WORK TO DO ::
Copy the data below exactly.
==== SOURCE DATA ====
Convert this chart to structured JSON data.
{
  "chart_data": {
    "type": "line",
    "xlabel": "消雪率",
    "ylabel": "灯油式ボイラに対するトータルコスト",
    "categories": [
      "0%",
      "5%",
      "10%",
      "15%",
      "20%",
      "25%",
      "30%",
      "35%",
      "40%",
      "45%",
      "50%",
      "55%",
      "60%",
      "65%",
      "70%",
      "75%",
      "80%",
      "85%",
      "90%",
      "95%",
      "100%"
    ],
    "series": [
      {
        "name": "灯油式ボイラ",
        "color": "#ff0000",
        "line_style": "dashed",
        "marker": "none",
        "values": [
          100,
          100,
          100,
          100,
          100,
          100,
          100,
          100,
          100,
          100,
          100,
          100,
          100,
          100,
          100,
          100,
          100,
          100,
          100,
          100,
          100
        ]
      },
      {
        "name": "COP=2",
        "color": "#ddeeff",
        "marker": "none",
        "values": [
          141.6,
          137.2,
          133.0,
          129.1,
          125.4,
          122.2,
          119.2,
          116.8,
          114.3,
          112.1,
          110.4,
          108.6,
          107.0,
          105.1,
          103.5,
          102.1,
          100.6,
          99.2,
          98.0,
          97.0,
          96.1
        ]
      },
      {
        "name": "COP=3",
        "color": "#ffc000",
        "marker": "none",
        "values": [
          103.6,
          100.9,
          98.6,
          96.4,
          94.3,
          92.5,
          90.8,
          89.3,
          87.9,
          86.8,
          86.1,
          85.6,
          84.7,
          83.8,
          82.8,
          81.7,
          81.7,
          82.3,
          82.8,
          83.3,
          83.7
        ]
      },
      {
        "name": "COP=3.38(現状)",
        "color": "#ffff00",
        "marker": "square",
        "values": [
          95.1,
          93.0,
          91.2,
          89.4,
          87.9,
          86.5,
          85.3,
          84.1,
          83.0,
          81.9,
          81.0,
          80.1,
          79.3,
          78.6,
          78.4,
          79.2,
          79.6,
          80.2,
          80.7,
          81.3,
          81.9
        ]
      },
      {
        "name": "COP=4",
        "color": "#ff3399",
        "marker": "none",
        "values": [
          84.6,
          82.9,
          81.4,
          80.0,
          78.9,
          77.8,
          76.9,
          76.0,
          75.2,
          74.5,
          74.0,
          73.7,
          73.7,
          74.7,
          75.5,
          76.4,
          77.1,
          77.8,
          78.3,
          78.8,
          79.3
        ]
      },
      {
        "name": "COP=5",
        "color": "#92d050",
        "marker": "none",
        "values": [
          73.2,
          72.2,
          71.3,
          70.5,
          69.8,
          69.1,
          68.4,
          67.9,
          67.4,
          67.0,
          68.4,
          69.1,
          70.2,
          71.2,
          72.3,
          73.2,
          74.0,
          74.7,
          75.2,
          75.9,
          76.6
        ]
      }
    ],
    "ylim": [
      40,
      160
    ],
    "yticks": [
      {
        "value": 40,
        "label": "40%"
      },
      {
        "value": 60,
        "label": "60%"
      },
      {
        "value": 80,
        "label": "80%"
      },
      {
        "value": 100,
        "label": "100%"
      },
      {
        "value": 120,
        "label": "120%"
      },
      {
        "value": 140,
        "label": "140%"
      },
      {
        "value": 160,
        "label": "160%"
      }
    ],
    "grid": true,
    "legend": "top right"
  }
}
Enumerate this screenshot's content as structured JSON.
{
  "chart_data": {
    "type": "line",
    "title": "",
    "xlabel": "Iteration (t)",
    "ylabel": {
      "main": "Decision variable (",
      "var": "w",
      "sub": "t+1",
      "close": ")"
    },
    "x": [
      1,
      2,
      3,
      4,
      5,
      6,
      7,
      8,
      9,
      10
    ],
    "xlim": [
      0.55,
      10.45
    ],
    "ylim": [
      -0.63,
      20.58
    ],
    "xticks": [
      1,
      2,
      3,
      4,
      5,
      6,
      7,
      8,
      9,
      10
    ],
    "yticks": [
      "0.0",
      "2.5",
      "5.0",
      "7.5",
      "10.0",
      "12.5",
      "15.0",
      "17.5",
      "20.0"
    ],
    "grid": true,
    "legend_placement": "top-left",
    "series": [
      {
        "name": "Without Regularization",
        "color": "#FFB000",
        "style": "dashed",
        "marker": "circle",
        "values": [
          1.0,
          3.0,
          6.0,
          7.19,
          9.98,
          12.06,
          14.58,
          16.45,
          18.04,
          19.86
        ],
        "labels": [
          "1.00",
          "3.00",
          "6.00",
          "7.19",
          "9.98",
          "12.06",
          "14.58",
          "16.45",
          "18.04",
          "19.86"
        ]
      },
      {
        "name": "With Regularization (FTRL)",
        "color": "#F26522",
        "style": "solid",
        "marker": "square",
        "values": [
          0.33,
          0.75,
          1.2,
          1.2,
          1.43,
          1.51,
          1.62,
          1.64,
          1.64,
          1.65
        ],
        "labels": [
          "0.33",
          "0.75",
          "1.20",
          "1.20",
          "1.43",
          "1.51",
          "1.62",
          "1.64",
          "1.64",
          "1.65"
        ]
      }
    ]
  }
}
====
SOLVED PROBLEM ::
Convert this chart to structured JSON data.
{
  "chart_data": {
    "type": "line",
    "xlabel": "消雪率",
    "ylabel": "灯油式ボイラに対するトータルコスト",
    "categories": [
      "0%",
      "5%",
      "10%",
      "15%",
      "20%",
      "25%",
      "30%",
      "35%",
      "40%",
      "45%",
      "50%",
      "55%",
      "60%",
      "65%",
      "70%",
      "75%",
      "80%",
      "85%",
      "90%",
      "95%",
      "100%"
    ],
    "series": [
      {
        "name": "灯油式ボイラ",
        "color": "#ff0000",
        "line_style": "dashed",
        "marker": "none",
        "values": [
          100,
          100,
          100,
          100,
          100,
          100,
          100,
          100,
          100,
          100,
          100,
          100,
          100,
          100,
          100,
          100,
          100,
          100,
          100,
          100,
          100
        ]
      },
      {
        "name": "COP=2",
        "color": "#ddeeff",
        "marker": "none",
        "values": [
          141.6,
          137.2,
          133.0,
          129.1,
          125.4,
          122.2,
          119.2,
          116.8,
          114.3,
          112.1,
          110.4,
          108.6,
          107.0,
          105.1,
          103.5,
          102.1,
          100.6,
          99.2,
          98.0,
          97.0,
          96.1
        ]
      },
      {
        "name": "COP=3",
        "color": "#ffc000",
        "marker": "none",
        "values": [
          103.6,
          100.9,
          98.6,
          96.4,
          94.3,
          92.5,
          90.8,
          89.3,
          87.9,
          86.8,
          86.1,
          85.6,
          84.7,
          83.8,
          82.8,
          81.7,
          81.7,
          82.3,
          82.8,
          83.3,
          83.7
        ]
      },
      {
        "name": "COP=3.38(現状)",
        "color": "#ffff00",
        "marker": "square",
        "values": [
          95.1,
          93.0,
          91.2,
          89.4,
          87.9,
          86.5,
          85.3,
          84.1,
          83.0,
          81.9,
          81.0,
          80.1,
          79.3,
          78.6,
          78.4,
          79.2,
          79.6,
          80.2,
          80.7,
          81.3,
          81.9
        ]
      },
      {
        "name": "COP=4",
        "color": "#ff3399",
        "marker": "none",
        "values": [
          84.6,
          82.9,
          81.4,
          80.0,
          78.9,
          77.8,
          76.9,
          76.0,
          75.2,
          74.5,
          74.0,
          73.7,
          73.7,
          74.7,
          75.5,
          76.4,
          77.1,
          77.8,
          78.3,
          78.8,
          79.3
        ]
      },
      {
        "name": "COP=5",
        "color": "#92d050",
        "marker": "none",
        "values": [
          73.2,
          72.2,
          71.3,
          70.5,
          69.8,
          69.1,
          68.4,
          67.9,
          67.4,
          67.0,
          68.4,
          69.1,
          70.2,
          71.2,
          72.3,
          73.2,
          74.0,
          74.7,
          75.2,
          75.9,
          76.6
        ]
      }
    ],
    "ylim": [
      40,
      160
    ],
    "yticks": [
      {
        "value": 40,
        "label": "40%"
      },
      {
        "value": 60,
        "label": "60%"
      },
      {
        "value": 80,
        "label": "80%"
      },
      {
        "value": 100,
        "label": "100%"
      },
      {
        "value": 120,
        "label": "120%"
      },
      {
        "value": 140,
        "label": "140%"
      },
      {
        "value": 160,
        "label": "160%"
      }
    ],
    "grid": true,
    "legend": "top right"
  }
}
Enumerate this screenshot's content as structured JSON.
{
  "chart_data": {
    "type": "line",
    "title": "",
    "xlabel": "Iteration (t)",
    "ylabel": {
      "main": "Decision variable (",
      "var": "w",
      "sub": "t+1",
      "close": ")"
    },
    "x": [
      1,
      2,
      3,
      4,
      5,
      6,
      7,
      8,
      9,
      10
    ],
    "xlim": [
      0.55,
      10.45
    ],
    "ylim": [
      -0.63,
      20.58
    ],
    "xticks": [
      1,
      2,
      3,
      4,
      5,
      6,
      7,
      8,
      9,
      10
    ],
    "yticks": [
      "0.0",
      "2.5",
      "5.0",
      "7.5",
      "10.0",
      "12.5",
      "15.0",
      "17.5",
      "20.0"
    ],
    "grid": true,
    "legend_placement": "top-left",
    "series": [
      {
        "name": "Without Regularization",
        "color": "#FFB000",
        "style": "dashed",
        "marker": "circle",
        "values": [
          1.0,
          3.0,
          6.0,
          7.19,
          9.98,
          12.06,
          14.58,
          16.45,
          18.04,
          19.86
        ],
        "labels": [
          "1.00",
          "3.00",
          "6.00",
          "7.19",
          "9.98",
          "12.06",
          "14.58",
          "16.45",
          "18.04",
          "19.86"
        ]
      },
      {
        "name": "With Regularization (FTRL)",
        "color": "#F26522",
        "style": "solid",
        "marker": "square",
        "values": [
          0.33,
          0.75,
          1.2,
          1.2,
          1.43,
          1.51,
          1.62,
          1.64,
          1.64,
          1.65
        ],
        "labels": [
          "0.33",
          "0.75",
          "1.20",
          "1.20",
          "1.43",
          "1.51",
          "1.62",
          "1.64",
          "1.64",
          "1.65"
        ]
      }
    ]
  }
}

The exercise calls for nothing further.